◆ YOUR OBJECTIVE
Lift out all lines below that contain "known".
::::
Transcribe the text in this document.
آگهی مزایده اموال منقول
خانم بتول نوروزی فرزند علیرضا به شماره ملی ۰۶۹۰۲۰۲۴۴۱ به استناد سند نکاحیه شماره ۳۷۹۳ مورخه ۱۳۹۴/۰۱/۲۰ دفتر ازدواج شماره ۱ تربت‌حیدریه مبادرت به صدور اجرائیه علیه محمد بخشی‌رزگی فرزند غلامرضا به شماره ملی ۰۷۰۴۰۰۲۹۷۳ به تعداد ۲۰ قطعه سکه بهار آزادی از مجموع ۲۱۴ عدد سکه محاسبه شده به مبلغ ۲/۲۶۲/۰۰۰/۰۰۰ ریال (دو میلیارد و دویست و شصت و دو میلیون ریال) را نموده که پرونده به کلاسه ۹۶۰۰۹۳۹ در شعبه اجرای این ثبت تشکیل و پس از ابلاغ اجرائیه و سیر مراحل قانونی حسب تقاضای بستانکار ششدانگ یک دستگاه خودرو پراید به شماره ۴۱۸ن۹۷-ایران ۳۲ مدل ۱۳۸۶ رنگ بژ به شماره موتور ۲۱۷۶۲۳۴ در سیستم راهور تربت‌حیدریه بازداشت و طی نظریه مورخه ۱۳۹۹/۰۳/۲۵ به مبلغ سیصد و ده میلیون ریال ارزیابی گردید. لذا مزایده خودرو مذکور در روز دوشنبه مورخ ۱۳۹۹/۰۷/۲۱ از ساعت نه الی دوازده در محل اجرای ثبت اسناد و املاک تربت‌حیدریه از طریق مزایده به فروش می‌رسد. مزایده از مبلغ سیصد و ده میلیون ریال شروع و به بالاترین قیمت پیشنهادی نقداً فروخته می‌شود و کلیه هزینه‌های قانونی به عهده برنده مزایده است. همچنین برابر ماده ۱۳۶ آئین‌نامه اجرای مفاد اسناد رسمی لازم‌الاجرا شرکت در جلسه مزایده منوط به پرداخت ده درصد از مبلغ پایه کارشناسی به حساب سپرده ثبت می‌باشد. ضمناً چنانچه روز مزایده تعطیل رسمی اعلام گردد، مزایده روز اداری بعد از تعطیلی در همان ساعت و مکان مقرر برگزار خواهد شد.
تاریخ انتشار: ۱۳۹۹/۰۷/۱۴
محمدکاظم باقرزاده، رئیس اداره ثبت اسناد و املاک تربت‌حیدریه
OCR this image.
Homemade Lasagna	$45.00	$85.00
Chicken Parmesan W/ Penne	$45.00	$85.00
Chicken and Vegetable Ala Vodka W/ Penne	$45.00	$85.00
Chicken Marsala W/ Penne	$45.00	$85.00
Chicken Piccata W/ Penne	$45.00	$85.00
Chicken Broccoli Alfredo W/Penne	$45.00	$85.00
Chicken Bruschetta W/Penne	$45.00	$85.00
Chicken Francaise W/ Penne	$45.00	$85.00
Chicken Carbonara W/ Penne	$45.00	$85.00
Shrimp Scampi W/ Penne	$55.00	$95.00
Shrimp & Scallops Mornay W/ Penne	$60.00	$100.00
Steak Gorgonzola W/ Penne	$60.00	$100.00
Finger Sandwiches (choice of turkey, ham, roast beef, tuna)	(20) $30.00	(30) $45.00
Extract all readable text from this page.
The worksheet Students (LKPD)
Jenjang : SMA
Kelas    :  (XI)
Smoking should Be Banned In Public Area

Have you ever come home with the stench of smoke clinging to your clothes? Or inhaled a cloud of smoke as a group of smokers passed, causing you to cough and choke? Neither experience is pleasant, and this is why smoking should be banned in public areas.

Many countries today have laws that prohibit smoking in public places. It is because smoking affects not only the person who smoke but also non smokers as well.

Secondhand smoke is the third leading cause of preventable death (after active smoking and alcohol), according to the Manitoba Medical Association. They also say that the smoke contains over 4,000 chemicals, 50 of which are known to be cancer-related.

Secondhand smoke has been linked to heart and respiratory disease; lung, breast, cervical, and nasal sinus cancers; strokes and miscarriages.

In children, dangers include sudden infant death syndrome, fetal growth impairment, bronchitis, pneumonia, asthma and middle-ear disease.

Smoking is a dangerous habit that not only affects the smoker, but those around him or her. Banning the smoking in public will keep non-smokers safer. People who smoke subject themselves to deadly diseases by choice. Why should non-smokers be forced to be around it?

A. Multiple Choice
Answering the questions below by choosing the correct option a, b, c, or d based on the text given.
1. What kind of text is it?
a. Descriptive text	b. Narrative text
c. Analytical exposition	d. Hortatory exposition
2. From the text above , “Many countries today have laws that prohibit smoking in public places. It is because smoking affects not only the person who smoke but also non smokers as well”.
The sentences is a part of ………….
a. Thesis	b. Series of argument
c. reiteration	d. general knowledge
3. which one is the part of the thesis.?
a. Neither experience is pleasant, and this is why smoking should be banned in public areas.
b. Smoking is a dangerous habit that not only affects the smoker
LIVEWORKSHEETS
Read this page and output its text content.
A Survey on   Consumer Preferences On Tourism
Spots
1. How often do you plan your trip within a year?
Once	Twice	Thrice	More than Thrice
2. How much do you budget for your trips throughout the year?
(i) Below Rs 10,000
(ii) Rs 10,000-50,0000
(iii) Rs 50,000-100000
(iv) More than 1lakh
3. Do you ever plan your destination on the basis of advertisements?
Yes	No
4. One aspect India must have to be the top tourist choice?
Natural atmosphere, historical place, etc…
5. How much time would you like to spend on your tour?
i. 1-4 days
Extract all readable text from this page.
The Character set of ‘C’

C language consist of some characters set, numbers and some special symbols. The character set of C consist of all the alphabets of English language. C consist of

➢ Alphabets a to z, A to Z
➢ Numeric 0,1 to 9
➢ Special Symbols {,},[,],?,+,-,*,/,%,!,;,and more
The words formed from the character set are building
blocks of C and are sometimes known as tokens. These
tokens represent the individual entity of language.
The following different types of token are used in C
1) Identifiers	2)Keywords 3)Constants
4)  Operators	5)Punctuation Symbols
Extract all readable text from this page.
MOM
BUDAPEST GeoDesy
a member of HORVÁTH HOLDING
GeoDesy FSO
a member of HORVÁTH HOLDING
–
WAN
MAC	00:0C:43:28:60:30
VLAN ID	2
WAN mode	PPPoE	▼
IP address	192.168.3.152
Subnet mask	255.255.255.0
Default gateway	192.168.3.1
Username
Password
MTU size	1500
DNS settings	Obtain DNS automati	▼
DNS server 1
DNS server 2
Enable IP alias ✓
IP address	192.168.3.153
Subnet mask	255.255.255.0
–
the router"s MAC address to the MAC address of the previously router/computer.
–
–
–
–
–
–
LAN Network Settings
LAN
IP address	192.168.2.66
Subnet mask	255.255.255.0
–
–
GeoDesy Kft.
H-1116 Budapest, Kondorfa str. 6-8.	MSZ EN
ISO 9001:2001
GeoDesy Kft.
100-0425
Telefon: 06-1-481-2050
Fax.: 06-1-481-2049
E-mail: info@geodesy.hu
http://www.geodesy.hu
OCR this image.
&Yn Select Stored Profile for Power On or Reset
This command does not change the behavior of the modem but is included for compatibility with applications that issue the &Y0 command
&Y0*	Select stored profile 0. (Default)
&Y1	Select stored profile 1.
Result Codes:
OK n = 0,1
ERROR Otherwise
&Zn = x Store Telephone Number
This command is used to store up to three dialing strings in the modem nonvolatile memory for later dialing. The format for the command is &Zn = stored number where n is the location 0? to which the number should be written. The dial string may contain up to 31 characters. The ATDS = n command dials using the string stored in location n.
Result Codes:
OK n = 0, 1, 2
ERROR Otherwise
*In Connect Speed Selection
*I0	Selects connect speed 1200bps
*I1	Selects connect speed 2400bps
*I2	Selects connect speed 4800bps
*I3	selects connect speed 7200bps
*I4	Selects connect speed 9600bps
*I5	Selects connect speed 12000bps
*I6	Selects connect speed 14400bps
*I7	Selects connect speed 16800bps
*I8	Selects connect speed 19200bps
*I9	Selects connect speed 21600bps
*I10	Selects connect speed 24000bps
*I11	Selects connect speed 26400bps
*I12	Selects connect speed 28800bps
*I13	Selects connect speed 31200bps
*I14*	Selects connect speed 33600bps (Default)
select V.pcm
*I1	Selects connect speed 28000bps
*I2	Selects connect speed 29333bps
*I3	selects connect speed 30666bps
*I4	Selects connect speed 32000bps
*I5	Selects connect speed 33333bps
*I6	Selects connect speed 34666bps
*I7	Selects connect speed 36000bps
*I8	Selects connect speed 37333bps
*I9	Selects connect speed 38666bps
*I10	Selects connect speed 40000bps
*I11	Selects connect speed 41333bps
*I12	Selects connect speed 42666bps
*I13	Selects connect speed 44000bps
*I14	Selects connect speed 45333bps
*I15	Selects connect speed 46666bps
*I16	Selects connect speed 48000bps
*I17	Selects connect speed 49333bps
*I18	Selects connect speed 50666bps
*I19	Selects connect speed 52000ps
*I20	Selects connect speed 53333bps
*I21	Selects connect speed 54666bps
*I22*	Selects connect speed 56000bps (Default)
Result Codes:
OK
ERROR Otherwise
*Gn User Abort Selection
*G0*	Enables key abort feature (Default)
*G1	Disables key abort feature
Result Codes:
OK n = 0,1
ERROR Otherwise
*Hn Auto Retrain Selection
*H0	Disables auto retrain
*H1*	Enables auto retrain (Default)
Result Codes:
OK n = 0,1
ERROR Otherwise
::::
◆ RESPONSE TO THE TASK
Secondhand smoke is the third leading cause of preventable death (after active smoking and alcohol), according to the Manitoba Medical Association. They also say that the smoke contains over 4,000 chemicals, 50 of which are known to be cancer-related.
blocks of C and are sometimes known as tokens. These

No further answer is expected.